_Data to process_.
━━━━━━━━

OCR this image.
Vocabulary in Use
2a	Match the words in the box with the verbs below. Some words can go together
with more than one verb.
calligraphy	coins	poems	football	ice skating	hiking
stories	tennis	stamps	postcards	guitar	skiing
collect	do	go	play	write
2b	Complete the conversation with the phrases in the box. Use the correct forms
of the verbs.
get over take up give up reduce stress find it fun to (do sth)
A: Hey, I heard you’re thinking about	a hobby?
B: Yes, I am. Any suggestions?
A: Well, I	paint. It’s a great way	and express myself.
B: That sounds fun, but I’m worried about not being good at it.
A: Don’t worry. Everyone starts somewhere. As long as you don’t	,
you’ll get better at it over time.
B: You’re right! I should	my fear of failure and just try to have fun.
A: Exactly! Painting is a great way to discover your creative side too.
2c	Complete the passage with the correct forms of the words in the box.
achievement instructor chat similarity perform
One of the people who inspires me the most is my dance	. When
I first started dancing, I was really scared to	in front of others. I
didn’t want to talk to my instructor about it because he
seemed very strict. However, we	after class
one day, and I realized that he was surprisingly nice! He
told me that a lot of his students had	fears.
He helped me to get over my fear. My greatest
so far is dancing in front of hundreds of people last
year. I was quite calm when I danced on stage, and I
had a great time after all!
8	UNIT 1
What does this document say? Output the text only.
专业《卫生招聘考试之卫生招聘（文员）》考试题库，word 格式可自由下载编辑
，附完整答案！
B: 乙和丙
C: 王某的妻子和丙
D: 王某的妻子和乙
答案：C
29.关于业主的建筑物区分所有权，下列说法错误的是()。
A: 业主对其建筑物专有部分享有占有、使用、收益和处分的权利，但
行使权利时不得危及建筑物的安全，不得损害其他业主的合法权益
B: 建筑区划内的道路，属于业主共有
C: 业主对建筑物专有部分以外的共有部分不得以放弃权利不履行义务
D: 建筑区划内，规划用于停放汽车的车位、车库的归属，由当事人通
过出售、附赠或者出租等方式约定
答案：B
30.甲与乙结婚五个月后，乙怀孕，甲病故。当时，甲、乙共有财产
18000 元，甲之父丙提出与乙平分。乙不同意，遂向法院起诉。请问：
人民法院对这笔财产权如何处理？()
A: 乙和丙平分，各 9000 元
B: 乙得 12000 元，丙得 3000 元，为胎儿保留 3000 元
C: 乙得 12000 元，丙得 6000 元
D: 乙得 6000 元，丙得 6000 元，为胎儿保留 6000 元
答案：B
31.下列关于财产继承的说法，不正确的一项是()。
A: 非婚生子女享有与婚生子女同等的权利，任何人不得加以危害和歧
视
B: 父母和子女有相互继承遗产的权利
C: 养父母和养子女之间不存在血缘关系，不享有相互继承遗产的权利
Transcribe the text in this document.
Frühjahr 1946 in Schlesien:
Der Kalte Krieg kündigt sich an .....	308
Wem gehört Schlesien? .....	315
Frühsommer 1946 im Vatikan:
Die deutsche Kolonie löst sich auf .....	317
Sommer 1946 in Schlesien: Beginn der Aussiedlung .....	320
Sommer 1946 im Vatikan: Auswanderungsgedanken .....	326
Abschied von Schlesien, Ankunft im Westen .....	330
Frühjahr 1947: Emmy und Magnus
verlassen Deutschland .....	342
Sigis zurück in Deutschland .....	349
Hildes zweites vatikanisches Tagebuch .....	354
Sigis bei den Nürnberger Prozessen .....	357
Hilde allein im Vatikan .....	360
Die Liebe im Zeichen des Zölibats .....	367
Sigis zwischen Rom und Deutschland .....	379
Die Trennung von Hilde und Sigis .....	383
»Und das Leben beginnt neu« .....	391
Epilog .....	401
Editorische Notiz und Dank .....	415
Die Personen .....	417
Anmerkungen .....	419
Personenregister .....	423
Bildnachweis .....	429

━━━━━━━━

_Do this_. Copy out the full set of records precisely, leaving nothing out.

_Finished answer_.
OCR this image.
Vocabulary in Use
2a	Match the words in the box with the verbs below. Some words can go together
with more than one verb.
calligraphy	coins	poems	football	ice skating	hiking
stories	tennis	stamps	postcards	guitar	skiing
collect	do	go	play	write
2b	Complete the conversation with the phrases in the box. Use the correct forms
of the verbs.
get over take up give up reduce stress find it fun to (do sth)
A: Hey, I heard you’re thinking about	a hobby?
B: Yes, I am. Any suggestions?
A: Well, I	paint. It’s a great way	and express myself.
B: That sounds fun, but I’m worried about not being good at it.
A: Don’t worry. Everyone starts somewhere. As long as you don’t	,
you’ll get better at it over time.
B: You’re right! I should	my fear of failure and just try to have fun.
A: Exactly! Painting is a great way to discover your creative side too.
2c	Complete the passage with the correct forms of the words in the box.
achievement instructor chat similarity perform
One of the people who inspires me the most is my dance	. When
I first started dancing, I was really scared to	in front of others. I
didn’t want to talk to my instructor about it because he
seemed very strict. However, we	after class
one day, and I realized that he was surprisingly nice! He
told me that a lot of his students had	fears.
He helped me to get over my fear. My greatest
so far is dancing in front of hundreds of people last
year. I was quite calm when I danced on stage, and I
had a great time after all!
8	UNIT 1
What does this document say? Output the text only.
专业《卫生招聘考试之卫生招聘（文员）》考试题库，word 格式可自由下载编辑
，附完整答案！
B: 乙和丙
C: 王某的妻子和丙
D: 王某的妻子和乙
答案：C
29.关于业主的建筑物区分所有权，下列说法错误的是()。
A: 业主对其建筑物专有部分享有占有、使用、收益和处分的权利，但
行使权利时不得危及建筑物的安全，不得损害其他业主的合法权益
B: 建筑区划内的道路，属于业主共有
C: 业主对建筑物专有部分以外的共有部分不得以放弃权利不履行义务
D: 建筑区划内，规划用于停放汽车的车位、车库的归属，由当事人通
过出售、附赠或者出租等方式约定
答案：B
30.甲与乙结婚五个月后，乙怀孕，甲病故。当时，甲、乙共有财产
18000 元，甲之父丙提出与乙平分。乙不同意，遂向法院起诉。请问：
人民法院对这笔财产权如何处理？()
A: 乙和丙平分，各 9000 元
B: 乙得 12000 元，丙得 3000 元，为胎儿保留 3000 元
C: 乙得 12000 元，丙得 6000 元
D: 乙得 6000 元，丙得 6000 元，为胎儿保留 6000 元
答案：B
31.下列关于财产继承的说法，不正确的一项是()。
A: 非婚生子女享有与婚生子女同等的权利，任何人不得加以危害和歧
视
B: 父母和子女有相互继承遗产的权利
C: 养父母和养子女之间不存在血缘关系，不享有相互继承遗产的权利
Transcribe the text in this document.
Frühjahr 1946 in Schlesien:
Der Kalte Krieg kündigt sich an .....	308
Wem gehört Schlesien? .....	315
Frühsommer 1946 im Vatikan:
Die deutsche Kolonie löst sich auf .....	317
Sommer 1946 in Schlesien: Beginn der Aussiedlung .....	320
Sommer 1946 im Vatikan: Auswanderungsgedanken .....	326
Abschied von Schlesien, Ankunft im Westen .....	330
Frühjahr 1947: Emmy und Magnus
verlassen Deutschland .....	342
Sigis zurück in Deutschland .....	349
Hildes zweites vatikanisches Tagebuch .....	354
Sigis bei den Nürnberger Prozessen .....	357
Hilde allein im Vatikan .....	360
Die Liebe im Zeichen des Zölibats .....	367
Sigis zwischen Rom und Deutschland .....	379
Die Trennung von Hilde und Sigis .....	383
»Und das Leben beginnt neu« .....	391
Epilog .....	401
Editorische Notiz und Dank .....	415
Die Personen .....	417
Anmerkungen .....	419
Personenregister .....	423
Bildnachweis .....	429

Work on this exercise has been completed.